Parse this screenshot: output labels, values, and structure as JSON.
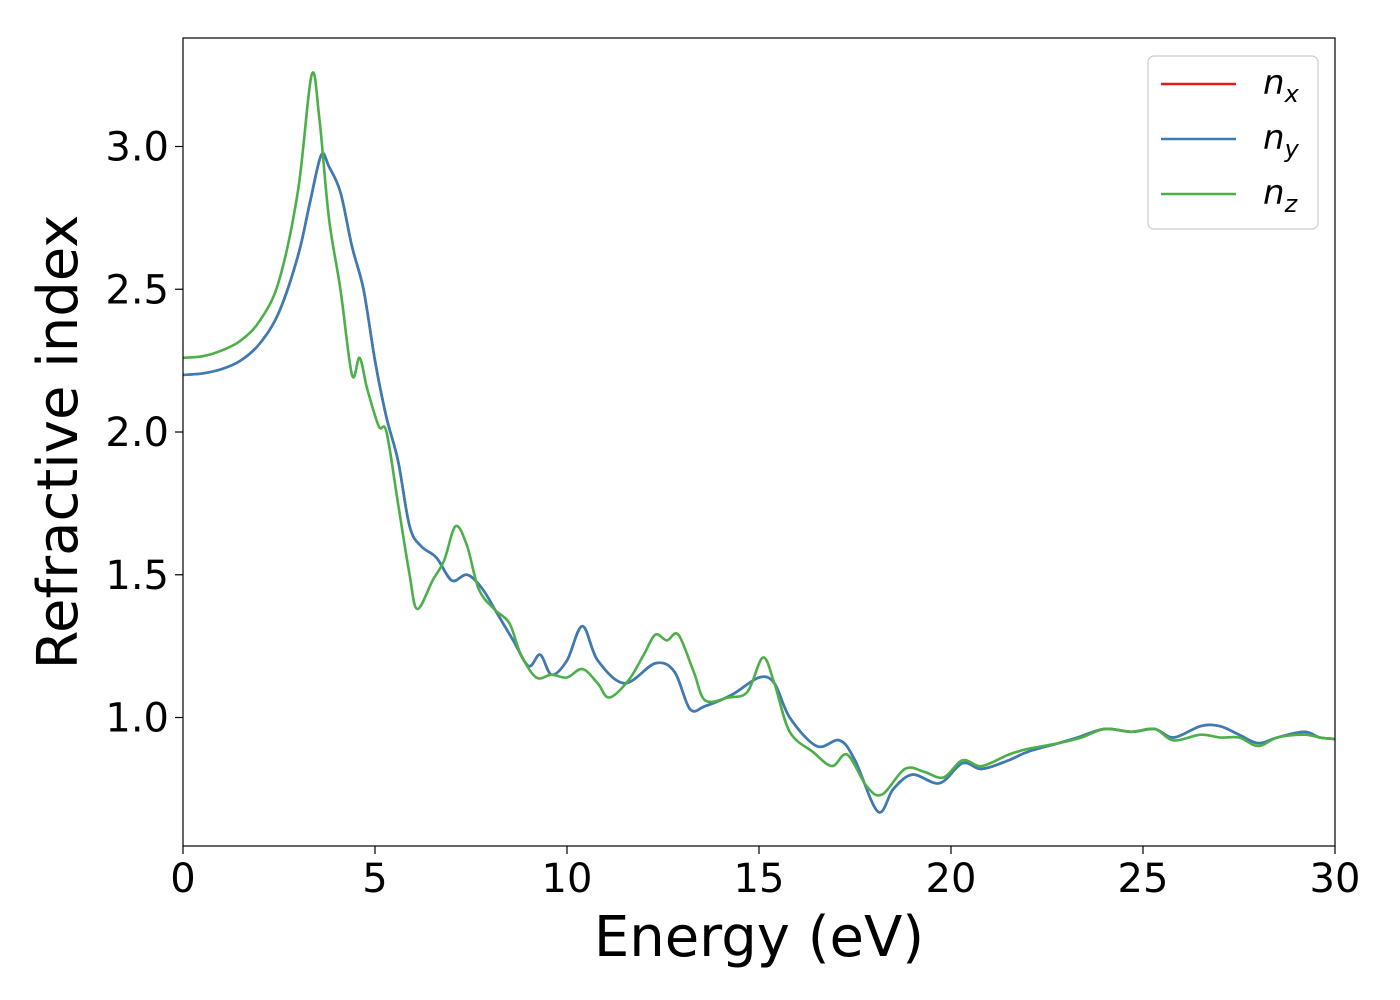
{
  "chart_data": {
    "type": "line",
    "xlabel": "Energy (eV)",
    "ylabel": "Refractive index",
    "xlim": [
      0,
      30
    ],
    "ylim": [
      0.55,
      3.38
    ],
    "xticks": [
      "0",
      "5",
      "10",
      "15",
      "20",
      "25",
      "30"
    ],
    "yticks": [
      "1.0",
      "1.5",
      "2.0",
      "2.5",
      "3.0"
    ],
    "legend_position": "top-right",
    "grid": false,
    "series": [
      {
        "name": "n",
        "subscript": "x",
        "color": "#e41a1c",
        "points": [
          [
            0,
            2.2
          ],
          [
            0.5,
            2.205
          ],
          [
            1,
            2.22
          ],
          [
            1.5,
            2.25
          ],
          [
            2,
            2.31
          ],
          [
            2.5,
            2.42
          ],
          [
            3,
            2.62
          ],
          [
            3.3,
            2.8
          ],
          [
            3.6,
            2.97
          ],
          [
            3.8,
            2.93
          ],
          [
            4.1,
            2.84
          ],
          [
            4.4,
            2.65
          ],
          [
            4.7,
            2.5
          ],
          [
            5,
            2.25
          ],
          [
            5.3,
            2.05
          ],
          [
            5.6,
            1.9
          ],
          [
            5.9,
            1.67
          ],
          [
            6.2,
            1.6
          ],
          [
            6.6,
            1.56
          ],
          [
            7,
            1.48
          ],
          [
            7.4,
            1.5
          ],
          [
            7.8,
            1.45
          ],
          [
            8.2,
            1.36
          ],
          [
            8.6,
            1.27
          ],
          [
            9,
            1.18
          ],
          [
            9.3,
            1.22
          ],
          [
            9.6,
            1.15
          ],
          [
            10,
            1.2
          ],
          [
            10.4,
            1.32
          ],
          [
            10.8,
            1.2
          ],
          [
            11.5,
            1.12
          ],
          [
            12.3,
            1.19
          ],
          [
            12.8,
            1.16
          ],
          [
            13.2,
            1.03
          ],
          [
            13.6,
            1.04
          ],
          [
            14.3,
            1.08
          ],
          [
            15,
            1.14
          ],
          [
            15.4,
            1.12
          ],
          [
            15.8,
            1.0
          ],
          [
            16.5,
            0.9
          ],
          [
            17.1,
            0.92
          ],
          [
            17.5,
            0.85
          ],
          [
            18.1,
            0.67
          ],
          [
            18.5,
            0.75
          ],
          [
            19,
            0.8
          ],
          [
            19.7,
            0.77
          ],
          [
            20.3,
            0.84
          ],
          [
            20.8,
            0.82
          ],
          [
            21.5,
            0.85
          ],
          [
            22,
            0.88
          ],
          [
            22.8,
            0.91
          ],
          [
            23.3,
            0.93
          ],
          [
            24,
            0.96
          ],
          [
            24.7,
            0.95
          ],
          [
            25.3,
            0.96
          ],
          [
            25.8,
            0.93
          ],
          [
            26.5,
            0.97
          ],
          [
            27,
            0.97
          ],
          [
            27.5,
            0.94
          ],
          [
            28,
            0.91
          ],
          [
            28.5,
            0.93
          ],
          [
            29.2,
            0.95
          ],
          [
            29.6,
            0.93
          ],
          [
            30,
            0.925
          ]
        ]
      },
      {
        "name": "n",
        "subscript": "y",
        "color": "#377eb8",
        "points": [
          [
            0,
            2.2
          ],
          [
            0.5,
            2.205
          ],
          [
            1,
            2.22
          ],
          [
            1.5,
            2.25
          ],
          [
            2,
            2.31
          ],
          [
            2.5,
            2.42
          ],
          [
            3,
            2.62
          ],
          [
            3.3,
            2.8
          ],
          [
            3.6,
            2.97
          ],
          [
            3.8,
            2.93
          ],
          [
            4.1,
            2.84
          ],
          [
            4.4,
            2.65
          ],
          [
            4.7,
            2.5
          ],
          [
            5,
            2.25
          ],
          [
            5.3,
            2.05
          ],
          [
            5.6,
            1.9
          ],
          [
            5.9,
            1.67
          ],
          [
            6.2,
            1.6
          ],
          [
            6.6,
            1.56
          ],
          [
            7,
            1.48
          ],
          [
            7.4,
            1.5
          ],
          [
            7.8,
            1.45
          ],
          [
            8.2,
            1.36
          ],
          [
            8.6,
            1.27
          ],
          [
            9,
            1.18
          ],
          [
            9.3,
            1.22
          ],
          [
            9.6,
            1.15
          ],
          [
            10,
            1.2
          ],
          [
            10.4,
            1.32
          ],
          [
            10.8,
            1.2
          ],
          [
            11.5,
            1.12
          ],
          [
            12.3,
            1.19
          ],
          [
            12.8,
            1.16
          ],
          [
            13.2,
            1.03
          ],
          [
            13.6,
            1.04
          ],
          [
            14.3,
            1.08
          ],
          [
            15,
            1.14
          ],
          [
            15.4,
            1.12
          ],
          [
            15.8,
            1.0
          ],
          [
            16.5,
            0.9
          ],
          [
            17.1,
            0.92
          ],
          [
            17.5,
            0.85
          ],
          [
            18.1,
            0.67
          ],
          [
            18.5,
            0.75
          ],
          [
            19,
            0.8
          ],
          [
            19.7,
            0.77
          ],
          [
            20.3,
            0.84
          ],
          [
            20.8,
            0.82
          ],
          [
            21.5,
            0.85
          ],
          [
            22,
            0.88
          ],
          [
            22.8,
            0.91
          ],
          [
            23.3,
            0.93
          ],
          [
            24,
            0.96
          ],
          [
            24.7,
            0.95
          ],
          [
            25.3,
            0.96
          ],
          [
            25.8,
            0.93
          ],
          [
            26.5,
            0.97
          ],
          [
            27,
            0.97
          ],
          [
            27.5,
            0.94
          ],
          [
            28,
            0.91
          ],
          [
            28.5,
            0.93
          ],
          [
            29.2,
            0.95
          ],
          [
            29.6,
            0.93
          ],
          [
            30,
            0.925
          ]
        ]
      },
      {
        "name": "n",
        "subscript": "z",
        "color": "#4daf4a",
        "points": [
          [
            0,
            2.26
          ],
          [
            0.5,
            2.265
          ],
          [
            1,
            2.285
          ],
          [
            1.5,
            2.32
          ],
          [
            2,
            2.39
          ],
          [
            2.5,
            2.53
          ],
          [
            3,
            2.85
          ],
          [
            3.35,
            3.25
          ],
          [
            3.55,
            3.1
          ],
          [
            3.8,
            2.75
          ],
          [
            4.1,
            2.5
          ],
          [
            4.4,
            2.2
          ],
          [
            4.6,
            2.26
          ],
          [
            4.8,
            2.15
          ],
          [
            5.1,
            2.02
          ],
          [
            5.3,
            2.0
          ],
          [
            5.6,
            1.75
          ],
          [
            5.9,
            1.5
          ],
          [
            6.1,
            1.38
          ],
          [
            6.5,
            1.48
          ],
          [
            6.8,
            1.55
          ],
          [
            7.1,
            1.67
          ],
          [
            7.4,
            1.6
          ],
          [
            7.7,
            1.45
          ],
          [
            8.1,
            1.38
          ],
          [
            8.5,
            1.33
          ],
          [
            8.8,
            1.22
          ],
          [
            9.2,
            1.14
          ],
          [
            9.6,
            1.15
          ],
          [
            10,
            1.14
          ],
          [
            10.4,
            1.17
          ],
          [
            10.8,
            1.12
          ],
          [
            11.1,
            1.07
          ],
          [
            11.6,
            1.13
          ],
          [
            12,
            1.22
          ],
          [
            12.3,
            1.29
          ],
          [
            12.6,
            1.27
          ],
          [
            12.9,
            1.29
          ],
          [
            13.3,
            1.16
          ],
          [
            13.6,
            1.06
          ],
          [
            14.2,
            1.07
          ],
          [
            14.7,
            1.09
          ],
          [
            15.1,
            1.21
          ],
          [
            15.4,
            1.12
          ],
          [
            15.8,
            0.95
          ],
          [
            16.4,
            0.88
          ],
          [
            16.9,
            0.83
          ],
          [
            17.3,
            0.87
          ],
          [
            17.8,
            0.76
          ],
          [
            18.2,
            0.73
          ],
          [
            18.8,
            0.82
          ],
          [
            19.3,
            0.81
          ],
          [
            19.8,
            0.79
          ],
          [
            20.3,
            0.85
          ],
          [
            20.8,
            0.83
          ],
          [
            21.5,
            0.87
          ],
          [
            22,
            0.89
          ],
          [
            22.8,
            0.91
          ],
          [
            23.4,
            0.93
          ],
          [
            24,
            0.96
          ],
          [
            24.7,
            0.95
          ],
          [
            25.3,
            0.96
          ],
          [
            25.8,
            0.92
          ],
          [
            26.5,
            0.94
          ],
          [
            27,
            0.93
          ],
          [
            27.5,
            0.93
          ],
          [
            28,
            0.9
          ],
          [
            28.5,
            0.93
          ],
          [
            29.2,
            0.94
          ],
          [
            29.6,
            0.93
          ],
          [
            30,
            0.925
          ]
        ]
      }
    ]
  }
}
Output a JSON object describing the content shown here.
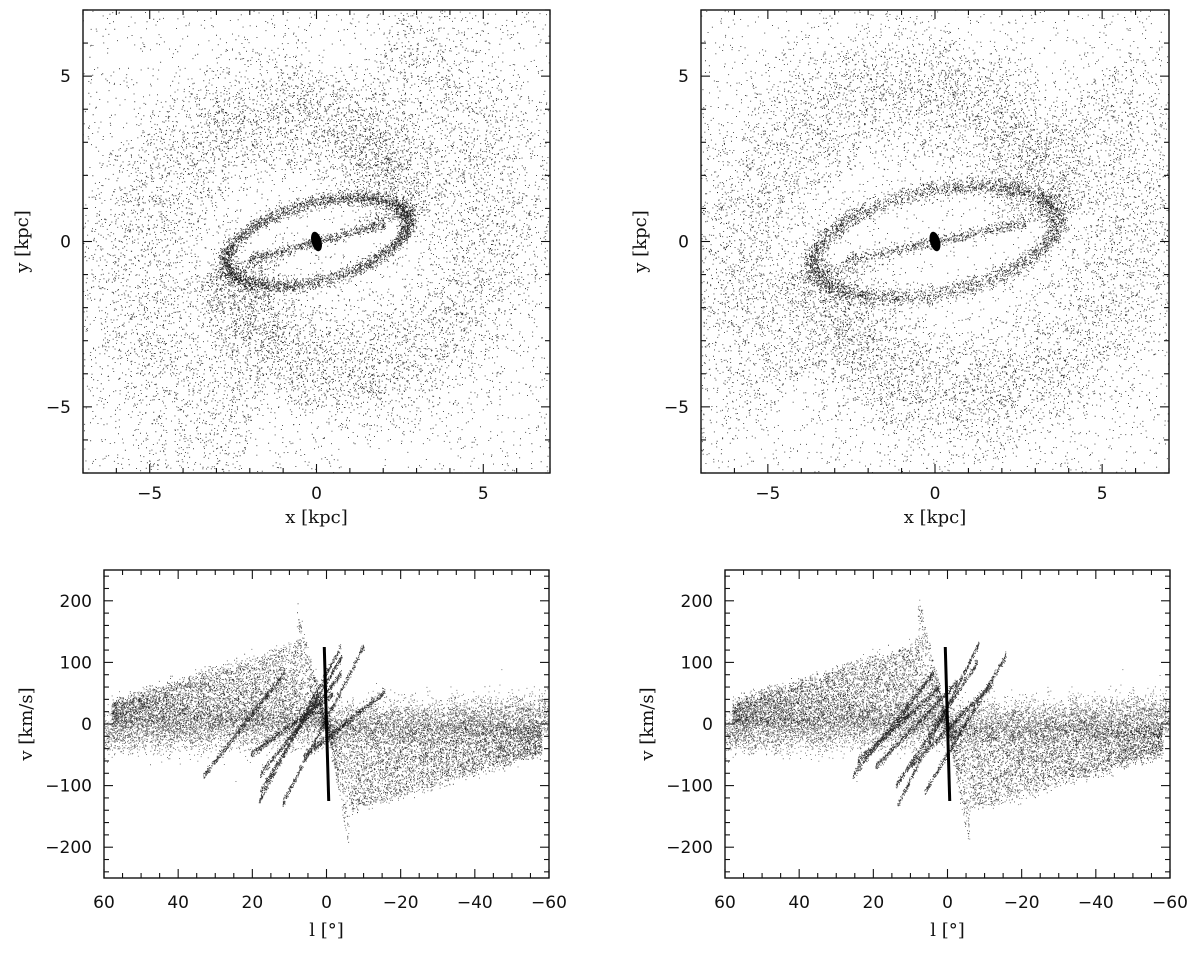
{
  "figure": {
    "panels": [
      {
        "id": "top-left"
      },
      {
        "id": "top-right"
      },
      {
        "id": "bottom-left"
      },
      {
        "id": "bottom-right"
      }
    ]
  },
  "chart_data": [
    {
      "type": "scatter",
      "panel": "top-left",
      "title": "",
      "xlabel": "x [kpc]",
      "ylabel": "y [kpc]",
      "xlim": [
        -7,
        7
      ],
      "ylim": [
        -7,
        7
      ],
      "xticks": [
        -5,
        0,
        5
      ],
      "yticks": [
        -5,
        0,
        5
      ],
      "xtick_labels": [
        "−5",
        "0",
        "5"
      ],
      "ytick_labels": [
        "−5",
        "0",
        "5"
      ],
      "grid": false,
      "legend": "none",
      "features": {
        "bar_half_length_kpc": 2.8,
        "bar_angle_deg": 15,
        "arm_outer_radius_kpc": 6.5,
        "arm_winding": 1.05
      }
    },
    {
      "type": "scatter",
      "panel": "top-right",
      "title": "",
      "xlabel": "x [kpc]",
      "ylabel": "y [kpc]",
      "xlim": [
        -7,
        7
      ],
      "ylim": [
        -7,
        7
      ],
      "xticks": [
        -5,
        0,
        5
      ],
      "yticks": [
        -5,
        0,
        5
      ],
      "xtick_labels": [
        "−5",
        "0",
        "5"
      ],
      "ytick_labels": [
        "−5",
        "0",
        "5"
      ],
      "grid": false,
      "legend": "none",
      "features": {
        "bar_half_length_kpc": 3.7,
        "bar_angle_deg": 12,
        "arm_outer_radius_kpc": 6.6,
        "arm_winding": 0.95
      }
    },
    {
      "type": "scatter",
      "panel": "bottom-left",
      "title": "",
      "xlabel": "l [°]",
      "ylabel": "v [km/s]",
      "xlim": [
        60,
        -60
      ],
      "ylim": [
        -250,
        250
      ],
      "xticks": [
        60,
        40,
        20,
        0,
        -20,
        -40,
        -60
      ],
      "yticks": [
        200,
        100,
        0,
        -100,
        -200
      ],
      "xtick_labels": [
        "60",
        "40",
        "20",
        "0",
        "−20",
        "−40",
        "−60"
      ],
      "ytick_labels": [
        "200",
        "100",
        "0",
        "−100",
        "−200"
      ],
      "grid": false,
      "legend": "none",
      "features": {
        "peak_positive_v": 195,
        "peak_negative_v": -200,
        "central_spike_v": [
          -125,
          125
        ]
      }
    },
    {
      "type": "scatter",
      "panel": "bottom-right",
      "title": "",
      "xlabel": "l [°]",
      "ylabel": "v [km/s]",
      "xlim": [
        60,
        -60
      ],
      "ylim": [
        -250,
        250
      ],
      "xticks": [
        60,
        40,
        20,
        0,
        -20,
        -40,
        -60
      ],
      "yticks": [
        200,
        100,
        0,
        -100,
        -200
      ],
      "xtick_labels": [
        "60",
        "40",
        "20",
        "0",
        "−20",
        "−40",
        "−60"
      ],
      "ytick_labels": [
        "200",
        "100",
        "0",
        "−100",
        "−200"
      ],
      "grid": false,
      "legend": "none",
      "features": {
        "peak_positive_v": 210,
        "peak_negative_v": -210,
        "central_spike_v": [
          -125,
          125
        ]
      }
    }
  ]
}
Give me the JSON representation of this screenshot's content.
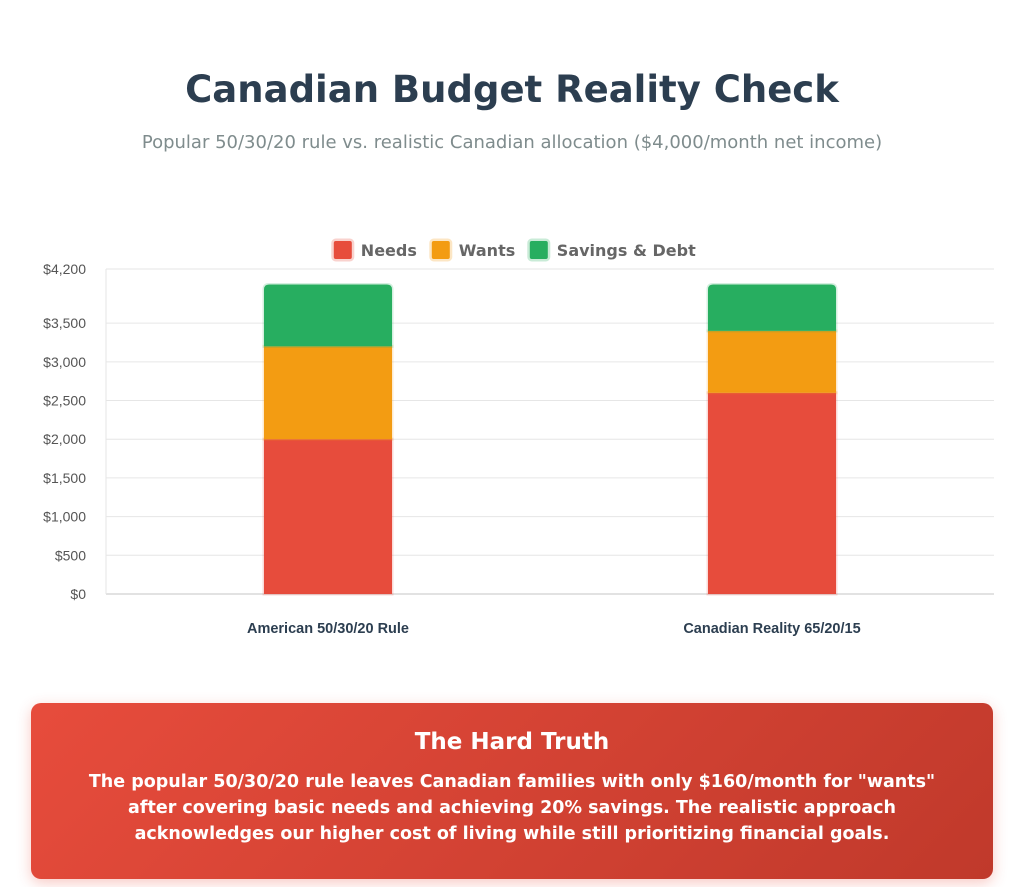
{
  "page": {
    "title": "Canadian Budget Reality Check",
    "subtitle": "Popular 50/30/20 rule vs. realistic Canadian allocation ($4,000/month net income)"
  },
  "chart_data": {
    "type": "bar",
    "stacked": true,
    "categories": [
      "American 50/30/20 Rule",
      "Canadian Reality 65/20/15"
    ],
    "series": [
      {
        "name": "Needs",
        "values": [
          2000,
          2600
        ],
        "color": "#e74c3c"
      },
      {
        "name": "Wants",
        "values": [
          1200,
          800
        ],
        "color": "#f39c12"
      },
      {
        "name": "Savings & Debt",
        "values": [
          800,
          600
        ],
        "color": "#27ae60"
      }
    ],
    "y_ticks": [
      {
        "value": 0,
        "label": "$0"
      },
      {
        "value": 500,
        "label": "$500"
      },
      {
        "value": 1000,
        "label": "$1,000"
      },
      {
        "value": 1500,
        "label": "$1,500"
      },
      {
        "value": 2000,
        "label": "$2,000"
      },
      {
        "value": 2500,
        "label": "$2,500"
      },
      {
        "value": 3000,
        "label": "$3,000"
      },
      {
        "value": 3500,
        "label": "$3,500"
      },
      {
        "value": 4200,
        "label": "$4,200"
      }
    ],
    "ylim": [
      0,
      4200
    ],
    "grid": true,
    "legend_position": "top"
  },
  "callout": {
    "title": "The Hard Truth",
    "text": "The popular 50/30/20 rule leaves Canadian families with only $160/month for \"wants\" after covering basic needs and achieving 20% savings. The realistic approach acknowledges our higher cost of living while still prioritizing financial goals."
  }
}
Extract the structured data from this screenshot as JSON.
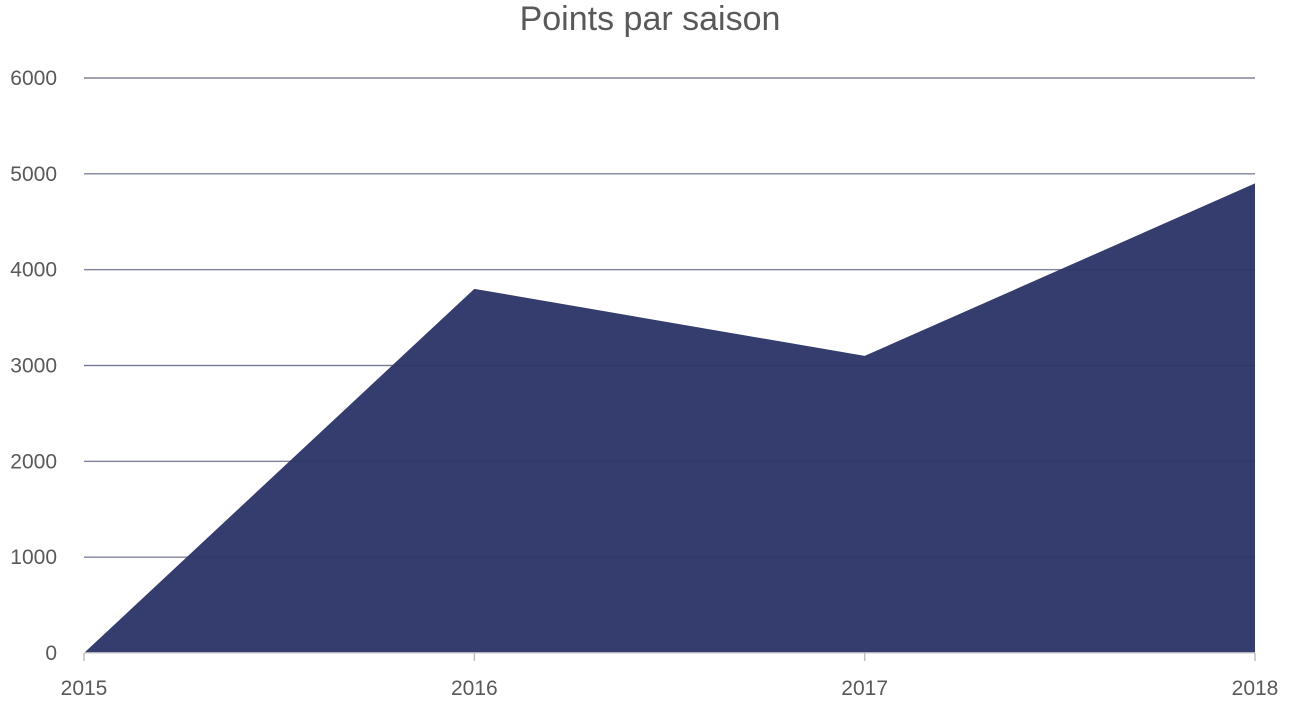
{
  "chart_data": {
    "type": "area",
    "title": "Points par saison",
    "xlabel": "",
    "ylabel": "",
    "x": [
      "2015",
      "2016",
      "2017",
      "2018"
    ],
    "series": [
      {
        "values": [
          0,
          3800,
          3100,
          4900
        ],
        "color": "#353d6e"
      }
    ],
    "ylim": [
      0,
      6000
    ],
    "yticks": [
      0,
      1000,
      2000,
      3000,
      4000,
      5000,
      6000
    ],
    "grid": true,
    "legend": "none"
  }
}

•••

# EXERCISE REQUIREMENTS:
Take the lines from the one containing "Extract the structured" through the final line of the listing above and print them exactly, including both ends but no pictures.

# CORRECT RESPONSE:
Extract the structured data from this screenshot as JSON.
{
  "chart_data": {
    "type": "area",
    "title": "Points par saison",
    "xlabel": "",
    "ylabel": "",
    "x": [
      "2015",
      "2016",
      "2017",
      "2018"
    ],
    "series": [
      {
        "values": [
          0,
          3800,
          3100,
          4900
        ],
        "color": "#353d6e"
      }
    ],
    "ylim": [
      0,
      6000
    ],
    "yticks": [
      0,
      1000,
      2000,
      3000,
      4000,
      5000,
      6000
    ],
    "grid": true,
    "legend": "none"
  }
}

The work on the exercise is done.